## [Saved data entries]
— Start —
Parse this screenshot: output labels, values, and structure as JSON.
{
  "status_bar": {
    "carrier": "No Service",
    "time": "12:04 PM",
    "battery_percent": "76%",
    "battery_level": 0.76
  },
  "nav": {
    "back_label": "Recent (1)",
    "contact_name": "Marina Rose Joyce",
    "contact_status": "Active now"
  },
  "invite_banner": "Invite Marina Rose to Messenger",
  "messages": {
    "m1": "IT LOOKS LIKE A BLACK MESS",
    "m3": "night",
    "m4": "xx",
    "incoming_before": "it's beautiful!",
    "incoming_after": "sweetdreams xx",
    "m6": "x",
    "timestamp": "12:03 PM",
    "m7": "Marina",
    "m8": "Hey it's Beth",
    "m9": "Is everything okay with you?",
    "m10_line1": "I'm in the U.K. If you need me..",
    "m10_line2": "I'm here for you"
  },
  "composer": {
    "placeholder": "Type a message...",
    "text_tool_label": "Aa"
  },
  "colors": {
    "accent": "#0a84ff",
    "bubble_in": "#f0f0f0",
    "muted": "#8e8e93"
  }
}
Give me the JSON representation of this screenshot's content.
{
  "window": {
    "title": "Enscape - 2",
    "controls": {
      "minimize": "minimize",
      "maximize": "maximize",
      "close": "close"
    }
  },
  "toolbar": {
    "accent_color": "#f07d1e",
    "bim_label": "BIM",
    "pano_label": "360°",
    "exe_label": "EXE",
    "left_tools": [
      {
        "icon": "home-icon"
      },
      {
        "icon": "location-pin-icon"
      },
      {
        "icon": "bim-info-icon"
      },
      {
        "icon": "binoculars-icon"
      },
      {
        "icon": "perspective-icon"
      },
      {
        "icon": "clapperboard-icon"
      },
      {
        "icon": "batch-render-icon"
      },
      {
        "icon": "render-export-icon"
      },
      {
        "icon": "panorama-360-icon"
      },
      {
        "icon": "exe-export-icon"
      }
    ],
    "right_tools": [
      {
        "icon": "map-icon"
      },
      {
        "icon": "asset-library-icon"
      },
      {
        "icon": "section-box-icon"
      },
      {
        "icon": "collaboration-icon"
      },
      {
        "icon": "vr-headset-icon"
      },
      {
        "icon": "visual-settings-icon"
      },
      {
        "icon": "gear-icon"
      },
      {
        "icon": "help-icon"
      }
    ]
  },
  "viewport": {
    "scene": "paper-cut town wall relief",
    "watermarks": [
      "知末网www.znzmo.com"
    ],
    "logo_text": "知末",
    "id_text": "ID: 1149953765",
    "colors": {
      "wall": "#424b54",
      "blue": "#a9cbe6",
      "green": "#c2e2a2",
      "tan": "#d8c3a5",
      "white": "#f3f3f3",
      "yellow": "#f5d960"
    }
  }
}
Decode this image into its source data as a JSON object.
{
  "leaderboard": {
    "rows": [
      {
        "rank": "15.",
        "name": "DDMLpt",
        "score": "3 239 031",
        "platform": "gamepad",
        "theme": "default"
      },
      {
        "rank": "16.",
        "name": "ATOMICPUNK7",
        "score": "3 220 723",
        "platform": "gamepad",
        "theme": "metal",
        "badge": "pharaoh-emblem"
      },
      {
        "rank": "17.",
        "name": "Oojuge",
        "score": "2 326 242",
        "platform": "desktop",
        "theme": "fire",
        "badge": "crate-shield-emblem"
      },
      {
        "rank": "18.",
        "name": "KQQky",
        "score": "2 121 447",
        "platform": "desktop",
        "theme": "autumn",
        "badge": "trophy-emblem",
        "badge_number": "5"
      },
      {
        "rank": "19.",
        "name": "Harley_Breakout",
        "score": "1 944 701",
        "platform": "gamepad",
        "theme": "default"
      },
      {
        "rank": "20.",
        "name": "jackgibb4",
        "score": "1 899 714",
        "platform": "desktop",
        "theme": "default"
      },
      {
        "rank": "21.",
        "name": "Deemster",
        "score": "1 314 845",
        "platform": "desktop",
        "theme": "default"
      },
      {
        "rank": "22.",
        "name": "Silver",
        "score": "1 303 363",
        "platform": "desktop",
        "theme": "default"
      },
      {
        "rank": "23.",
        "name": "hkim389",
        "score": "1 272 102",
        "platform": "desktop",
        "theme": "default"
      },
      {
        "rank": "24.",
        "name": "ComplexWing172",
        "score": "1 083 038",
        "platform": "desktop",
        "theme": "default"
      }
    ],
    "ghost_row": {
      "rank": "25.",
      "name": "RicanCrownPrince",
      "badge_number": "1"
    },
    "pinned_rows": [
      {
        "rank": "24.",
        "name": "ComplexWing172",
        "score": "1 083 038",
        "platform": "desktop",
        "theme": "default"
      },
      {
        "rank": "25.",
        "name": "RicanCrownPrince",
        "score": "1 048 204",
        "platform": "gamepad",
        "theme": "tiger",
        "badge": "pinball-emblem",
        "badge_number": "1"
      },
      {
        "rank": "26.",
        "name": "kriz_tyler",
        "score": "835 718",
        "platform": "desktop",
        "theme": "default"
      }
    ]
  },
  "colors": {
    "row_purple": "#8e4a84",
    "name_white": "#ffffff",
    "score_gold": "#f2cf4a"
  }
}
— End —
## [Set exercise]
Pull out the lines above in which the word "wall" appears.

## [Completed exercise]
    "scene": "paper-cut town wall relief",
      "wall": "#424b54",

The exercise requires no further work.